Raw records →
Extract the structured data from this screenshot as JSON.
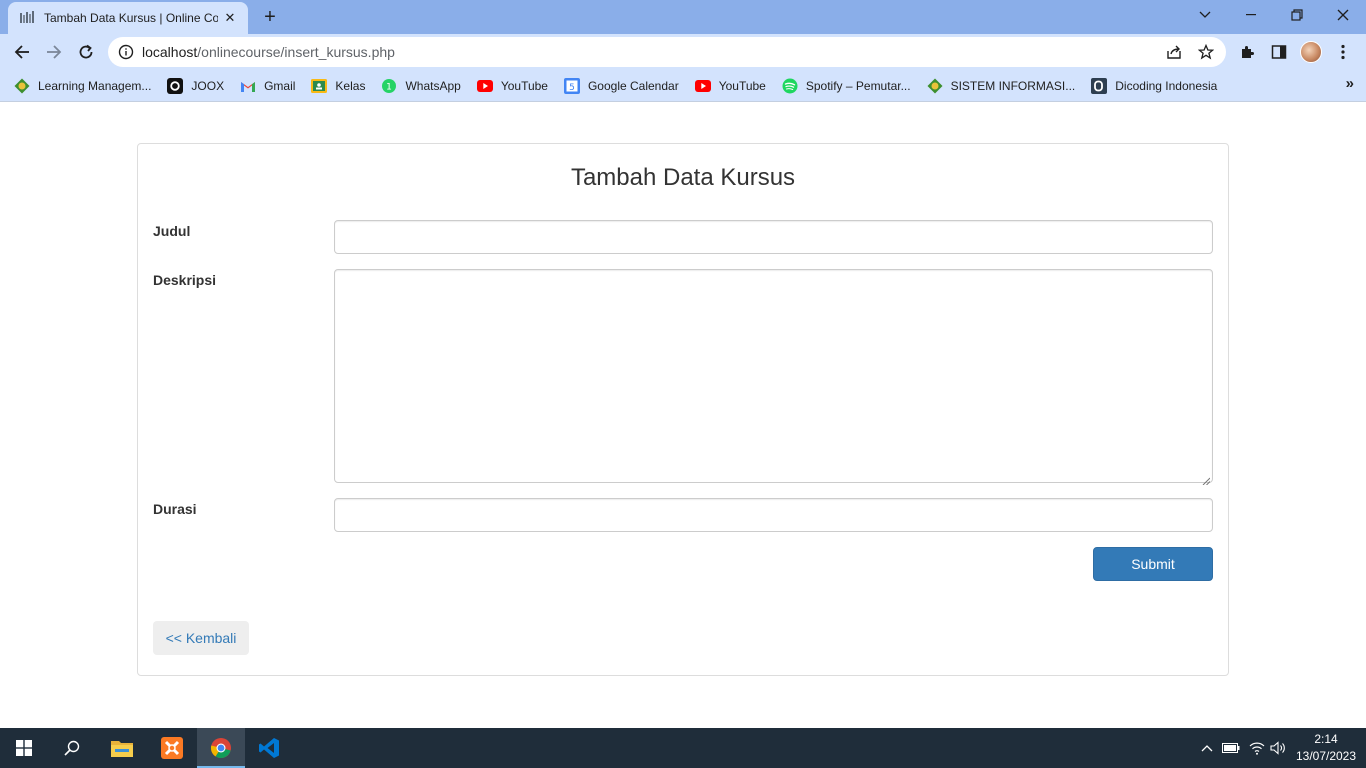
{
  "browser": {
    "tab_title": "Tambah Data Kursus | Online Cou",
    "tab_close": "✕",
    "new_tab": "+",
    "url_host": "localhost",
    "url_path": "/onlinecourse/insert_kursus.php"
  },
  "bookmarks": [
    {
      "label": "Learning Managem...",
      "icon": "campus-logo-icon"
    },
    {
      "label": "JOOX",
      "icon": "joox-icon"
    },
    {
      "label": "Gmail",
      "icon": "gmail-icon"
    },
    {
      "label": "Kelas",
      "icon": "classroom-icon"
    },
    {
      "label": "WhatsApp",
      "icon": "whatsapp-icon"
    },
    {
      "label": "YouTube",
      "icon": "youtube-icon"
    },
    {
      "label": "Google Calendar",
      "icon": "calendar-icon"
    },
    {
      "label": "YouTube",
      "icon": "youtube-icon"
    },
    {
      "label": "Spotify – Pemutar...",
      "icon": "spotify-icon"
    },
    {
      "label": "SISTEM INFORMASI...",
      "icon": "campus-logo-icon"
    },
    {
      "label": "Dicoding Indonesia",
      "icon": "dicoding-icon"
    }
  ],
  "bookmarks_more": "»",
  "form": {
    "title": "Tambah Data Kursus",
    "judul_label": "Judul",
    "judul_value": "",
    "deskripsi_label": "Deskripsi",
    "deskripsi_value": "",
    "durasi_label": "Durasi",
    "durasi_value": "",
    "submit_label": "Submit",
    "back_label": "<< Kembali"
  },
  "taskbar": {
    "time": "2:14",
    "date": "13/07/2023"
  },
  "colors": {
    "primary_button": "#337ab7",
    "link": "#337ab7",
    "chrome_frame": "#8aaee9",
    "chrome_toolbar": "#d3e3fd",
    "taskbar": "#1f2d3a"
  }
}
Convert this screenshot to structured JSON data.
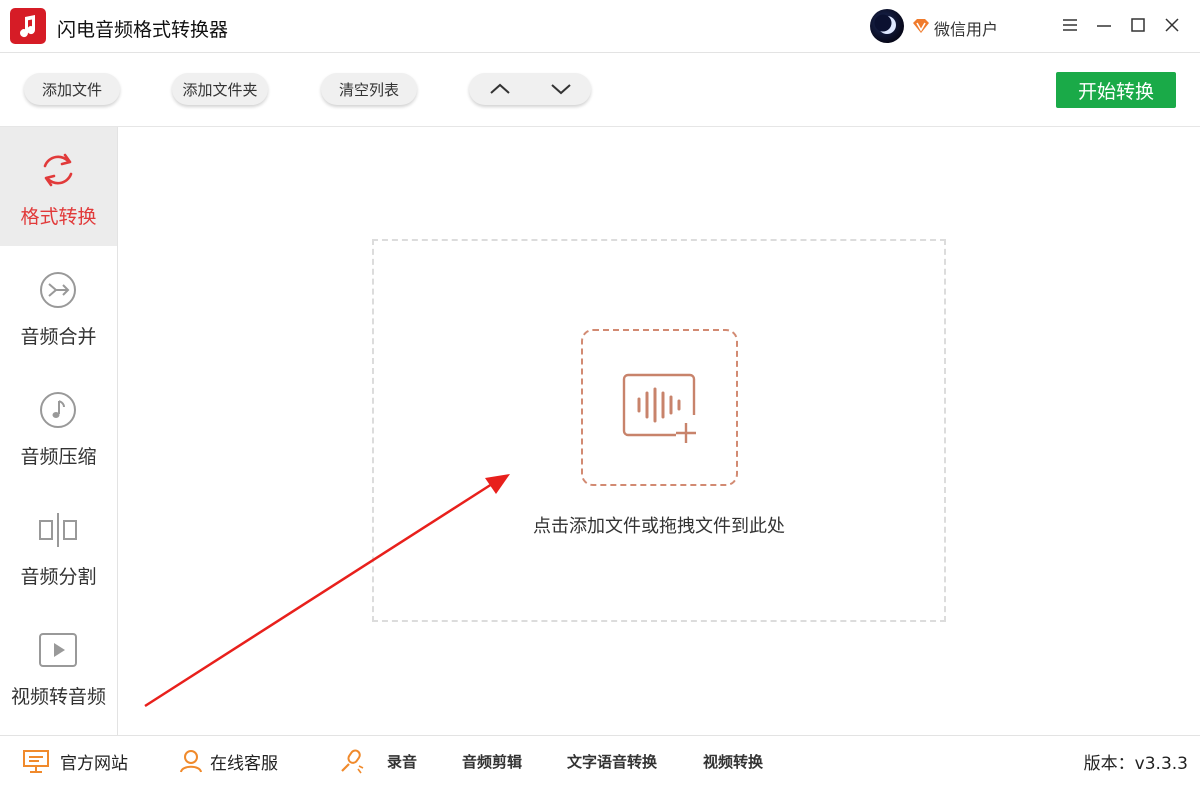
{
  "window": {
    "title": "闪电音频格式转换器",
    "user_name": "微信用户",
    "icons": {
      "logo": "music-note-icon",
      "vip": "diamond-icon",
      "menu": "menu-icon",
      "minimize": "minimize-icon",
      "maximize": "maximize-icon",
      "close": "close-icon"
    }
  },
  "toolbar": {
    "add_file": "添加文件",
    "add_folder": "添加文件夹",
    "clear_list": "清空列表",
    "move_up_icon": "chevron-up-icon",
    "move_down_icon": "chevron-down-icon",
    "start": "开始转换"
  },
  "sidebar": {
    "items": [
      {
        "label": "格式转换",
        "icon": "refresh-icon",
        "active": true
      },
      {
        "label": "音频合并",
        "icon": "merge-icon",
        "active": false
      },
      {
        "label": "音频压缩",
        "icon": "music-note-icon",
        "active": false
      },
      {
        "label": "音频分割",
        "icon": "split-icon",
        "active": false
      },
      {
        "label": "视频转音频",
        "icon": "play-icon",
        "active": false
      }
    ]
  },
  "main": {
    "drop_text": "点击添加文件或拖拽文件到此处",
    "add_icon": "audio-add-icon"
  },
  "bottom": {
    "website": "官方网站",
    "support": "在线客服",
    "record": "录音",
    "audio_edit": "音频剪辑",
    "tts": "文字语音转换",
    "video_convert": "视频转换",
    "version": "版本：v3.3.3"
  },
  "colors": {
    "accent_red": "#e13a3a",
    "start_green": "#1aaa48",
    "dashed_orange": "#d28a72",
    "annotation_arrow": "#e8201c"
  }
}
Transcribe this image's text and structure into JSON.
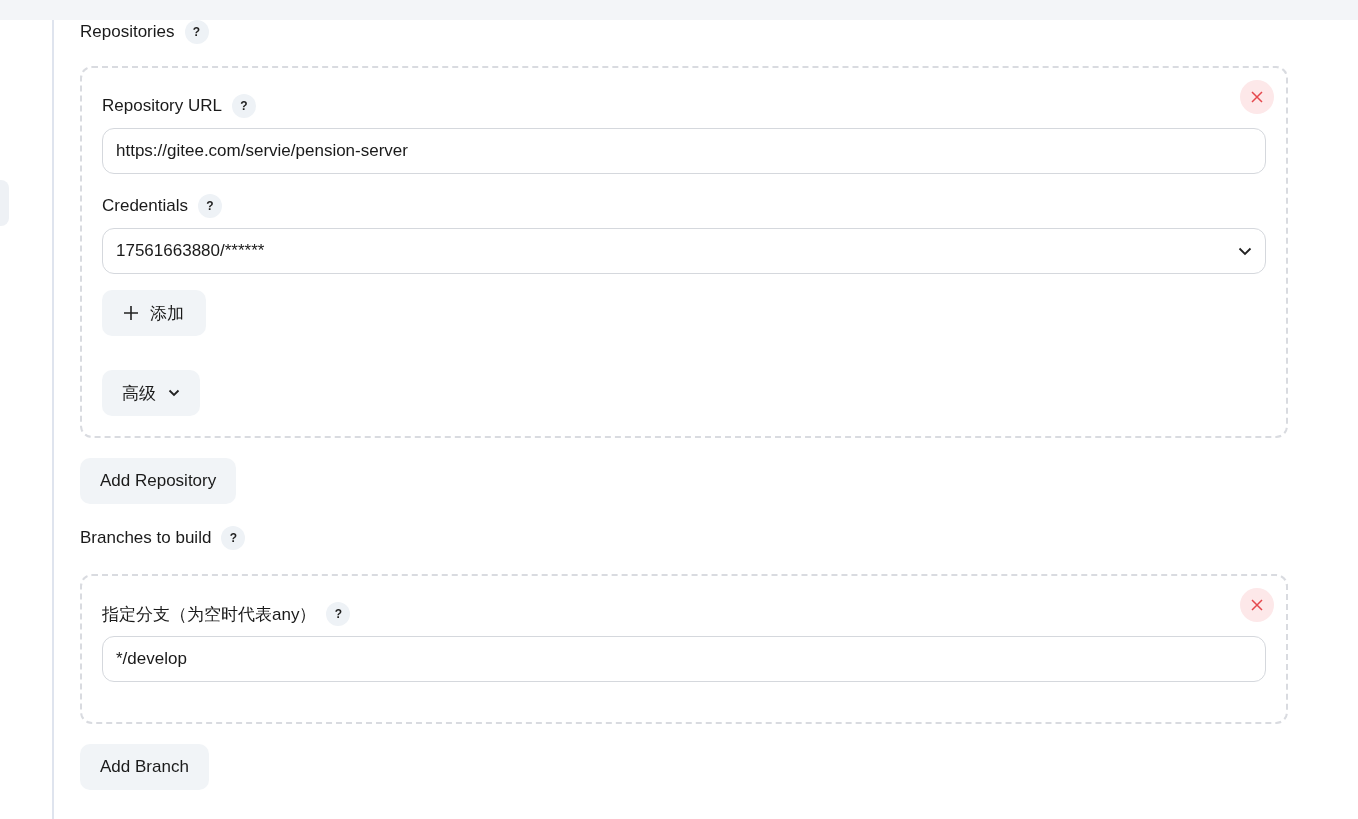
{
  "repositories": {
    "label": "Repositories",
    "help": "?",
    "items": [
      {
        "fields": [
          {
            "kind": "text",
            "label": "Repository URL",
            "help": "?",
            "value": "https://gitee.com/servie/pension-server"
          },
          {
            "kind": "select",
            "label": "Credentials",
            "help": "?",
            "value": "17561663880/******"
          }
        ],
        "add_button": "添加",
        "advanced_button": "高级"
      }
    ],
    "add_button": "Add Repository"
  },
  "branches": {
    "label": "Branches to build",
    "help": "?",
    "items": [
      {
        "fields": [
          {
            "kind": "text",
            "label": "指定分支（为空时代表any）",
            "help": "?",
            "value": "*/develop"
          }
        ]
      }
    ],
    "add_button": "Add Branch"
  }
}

EXERCISE INSTRUCTIONS → Find how many lines of the entries contain "this". Respond with the number only.

EXERCISE RESPONSE → 3